[Extracted records]
━━━━

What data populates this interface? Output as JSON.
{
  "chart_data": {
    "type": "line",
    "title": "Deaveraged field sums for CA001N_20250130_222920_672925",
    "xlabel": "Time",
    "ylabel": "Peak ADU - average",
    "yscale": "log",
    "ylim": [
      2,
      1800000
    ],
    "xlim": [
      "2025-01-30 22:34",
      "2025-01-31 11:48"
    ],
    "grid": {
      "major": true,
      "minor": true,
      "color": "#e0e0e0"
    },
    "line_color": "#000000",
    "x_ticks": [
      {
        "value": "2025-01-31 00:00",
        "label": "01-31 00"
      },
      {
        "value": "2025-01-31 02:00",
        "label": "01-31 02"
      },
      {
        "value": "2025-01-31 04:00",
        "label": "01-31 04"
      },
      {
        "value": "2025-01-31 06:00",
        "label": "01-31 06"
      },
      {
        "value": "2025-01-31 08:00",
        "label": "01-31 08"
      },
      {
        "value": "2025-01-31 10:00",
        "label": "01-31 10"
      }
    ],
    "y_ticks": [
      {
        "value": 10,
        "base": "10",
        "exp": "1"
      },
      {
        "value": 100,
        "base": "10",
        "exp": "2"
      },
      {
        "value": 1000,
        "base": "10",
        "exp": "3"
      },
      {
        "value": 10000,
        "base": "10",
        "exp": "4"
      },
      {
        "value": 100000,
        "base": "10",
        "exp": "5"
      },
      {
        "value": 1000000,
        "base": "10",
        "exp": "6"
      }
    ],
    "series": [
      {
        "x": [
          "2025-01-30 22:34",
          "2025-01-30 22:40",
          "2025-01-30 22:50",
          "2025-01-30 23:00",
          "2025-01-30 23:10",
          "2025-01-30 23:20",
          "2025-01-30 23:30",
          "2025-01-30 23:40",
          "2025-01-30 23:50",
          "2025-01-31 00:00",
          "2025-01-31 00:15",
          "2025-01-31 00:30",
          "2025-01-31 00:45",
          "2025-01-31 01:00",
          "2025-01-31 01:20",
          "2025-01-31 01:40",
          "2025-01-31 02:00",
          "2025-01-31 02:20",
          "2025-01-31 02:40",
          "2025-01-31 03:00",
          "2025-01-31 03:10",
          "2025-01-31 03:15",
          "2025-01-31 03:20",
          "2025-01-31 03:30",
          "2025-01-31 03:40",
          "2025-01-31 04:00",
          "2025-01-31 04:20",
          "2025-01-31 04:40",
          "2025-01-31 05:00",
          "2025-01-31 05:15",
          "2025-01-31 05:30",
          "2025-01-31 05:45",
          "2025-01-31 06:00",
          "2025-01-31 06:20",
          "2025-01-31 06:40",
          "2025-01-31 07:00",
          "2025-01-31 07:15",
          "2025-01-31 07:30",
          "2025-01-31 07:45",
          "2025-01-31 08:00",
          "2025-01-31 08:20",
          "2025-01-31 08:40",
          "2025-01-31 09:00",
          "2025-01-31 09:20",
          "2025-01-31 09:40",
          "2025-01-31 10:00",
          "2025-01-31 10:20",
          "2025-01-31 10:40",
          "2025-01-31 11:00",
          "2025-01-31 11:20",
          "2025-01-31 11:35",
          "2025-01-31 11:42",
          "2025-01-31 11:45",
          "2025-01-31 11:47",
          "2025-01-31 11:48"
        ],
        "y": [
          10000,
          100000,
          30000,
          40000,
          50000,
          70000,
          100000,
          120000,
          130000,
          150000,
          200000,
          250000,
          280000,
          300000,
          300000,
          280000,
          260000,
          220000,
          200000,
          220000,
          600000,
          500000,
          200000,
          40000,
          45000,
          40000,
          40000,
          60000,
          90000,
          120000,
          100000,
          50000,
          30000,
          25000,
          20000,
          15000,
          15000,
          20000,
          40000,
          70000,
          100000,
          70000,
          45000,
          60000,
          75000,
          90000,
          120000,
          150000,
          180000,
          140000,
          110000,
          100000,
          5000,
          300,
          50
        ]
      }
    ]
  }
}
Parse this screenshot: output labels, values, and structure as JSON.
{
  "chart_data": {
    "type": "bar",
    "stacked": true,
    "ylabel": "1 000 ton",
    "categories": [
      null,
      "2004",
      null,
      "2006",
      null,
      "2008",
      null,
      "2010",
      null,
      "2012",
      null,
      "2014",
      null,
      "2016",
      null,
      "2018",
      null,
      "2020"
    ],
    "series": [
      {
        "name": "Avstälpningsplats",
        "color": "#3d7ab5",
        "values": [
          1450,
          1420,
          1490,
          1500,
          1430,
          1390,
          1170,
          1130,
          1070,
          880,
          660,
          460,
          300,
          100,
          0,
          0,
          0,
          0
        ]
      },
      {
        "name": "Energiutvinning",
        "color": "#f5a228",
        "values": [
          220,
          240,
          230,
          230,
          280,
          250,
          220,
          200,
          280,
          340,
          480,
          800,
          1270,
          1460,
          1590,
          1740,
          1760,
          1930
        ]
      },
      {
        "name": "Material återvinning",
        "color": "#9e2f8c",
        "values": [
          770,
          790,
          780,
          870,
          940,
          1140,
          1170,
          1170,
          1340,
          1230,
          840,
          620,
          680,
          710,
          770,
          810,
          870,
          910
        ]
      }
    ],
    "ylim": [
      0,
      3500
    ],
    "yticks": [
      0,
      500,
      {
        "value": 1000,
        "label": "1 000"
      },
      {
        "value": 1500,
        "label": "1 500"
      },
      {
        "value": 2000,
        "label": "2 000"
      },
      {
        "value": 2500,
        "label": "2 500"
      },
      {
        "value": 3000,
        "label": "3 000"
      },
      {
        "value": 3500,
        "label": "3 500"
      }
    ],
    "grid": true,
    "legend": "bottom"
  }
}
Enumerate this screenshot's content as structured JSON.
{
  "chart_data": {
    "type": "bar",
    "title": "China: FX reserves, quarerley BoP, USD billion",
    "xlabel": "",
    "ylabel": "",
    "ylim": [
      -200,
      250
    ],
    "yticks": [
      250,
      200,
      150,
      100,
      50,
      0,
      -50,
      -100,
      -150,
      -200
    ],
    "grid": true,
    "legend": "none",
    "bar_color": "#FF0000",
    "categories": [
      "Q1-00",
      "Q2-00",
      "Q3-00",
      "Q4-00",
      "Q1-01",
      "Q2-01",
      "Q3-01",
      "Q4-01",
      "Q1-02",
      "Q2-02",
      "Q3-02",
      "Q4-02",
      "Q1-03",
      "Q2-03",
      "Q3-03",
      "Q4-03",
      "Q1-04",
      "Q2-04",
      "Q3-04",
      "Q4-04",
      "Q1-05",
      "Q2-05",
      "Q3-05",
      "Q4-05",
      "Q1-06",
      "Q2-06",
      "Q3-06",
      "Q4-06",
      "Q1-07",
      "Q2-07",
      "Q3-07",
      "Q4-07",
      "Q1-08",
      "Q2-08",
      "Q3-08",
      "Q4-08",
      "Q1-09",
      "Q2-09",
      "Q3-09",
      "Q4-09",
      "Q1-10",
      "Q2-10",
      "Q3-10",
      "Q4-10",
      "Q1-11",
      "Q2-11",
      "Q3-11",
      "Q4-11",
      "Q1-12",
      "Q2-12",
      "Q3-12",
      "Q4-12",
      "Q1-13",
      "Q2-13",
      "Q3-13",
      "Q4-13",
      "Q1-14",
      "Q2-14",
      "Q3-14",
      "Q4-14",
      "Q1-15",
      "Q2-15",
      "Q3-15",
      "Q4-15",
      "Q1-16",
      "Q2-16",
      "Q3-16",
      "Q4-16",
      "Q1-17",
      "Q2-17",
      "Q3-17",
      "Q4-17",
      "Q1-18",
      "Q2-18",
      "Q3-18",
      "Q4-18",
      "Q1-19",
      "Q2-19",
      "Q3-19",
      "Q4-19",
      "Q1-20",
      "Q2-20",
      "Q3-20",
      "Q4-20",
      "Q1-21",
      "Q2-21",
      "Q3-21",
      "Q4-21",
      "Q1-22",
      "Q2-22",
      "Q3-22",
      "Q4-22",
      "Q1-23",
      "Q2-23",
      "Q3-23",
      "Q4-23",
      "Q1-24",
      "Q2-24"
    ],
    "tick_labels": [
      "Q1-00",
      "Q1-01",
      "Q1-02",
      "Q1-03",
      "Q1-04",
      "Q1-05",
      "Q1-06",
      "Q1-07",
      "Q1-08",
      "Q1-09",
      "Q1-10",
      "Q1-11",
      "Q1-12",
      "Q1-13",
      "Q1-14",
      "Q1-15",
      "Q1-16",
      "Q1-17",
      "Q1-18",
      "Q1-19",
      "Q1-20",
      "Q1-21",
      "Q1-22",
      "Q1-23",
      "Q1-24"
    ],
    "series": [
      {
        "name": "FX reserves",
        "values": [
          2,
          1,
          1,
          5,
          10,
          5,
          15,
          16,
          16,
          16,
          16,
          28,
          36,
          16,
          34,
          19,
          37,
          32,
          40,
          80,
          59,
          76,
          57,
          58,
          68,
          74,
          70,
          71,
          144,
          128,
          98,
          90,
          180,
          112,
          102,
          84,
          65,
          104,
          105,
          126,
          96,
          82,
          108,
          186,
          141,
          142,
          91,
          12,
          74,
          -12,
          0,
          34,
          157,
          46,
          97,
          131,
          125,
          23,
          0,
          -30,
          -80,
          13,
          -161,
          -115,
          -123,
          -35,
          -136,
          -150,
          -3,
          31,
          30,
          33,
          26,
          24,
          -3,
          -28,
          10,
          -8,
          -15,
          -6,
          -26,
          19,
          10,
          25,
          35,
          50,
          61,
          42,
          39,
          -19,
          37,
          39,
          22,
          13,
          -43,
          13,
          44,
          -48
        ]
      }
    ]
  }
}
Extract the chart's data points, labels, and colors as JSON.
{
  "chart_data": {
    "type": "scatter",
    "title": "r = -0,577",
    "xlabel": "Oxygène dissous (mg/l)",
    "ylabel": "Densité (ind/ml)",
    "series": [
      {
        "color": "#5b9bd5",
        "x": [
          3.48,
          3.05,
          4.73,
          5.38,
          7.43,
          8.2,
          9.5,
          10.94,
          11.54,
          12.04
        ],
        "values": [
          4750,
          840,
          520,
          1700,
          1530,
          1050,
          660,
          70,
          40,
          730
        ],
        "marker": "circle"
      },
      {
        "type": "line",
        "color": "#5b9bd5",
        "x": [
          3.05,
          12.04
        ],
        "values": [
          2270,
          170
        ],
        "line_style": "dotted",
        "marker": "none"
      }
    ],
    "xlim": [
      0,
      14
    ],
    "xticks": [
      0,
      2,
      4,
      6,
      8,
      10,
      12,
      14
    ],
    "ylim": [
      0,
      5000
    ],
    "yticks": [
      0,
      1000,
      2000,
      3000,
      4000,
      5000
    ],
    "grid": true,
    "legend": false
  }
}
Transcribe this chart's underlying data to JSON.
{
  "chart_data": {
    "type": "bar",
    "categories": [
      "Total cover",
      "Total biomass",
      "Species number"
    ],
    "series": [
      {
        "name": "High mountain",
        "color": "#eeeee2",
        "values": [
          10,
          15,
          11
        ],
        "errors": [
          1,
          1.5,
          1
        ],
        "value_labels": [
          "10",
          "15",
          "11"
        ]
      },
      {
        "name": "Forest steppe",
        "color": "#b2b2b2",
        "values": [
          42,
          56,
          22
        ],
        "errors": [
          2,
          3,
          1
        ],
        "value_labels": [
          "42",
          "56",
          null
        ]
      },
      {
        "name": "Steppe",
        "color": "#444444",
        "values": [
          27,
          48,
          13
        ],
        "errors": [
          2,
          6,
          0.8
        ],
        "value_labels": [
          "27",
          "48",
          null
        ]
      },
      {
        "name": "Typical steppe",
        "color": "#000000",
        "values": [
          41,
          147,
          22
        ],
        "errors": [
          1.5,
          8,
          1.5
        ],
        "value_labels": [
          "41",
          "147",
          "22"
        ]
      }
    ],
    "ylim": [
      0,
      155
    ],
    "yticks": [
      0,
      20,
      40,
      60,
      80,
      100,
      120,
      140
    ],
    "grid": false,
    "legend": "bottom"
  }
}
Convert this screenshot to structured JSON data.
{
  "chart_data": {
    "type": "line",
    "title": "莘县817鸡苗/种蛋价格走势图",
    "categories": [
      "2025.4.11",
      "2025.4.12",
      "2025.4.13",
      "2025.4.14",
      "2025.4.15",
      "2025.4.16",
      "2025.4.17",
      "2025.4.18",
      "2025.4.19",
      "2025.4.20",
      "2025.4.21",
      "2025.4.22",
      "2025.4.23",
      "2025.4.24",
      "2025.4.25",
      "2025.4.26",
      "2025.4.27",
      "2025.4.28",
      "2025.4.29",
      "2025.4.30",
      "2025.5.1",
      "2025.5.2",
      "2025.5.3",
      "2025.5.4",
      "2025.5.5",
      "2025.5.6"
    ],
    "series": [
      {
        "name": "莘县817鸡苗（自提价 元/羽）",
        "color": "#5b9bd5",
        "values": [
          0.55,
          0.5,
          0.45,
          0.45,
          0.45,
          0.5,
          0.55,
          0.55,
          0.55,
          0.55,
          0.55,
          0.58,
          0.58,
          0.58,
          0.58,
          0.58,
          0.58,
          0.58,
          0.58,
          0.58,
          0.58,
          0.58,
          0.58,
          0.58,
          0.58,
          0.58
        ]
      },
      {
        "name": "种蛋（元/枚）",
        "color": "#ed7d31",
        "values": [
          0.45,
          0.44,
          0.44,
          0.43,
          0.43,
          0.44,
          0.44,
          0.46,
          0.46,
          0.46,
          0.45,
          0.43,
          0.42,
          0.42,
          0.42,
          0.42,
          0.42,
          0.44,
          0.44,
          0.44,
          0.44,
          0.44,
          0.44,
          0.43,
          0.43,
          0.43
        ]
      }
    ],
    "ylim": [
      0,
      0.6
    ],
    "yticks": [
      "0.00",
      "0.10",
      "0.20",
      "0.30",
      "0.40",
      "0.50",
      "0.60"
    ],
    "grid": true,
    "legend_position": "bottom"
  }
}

━━━━

### Exercise prompt
From the data above, pick out each line containing "this" and copy it.

### Complete output
What data populates this interface? Output as JSON.
Parse this screenshot: output labels, values, and structure as JSON.
Enumerate this screenshot's content as structured JSON.
Transcribe this chart's underlying data to JSON.
Convert this screenshot to structured JSON data.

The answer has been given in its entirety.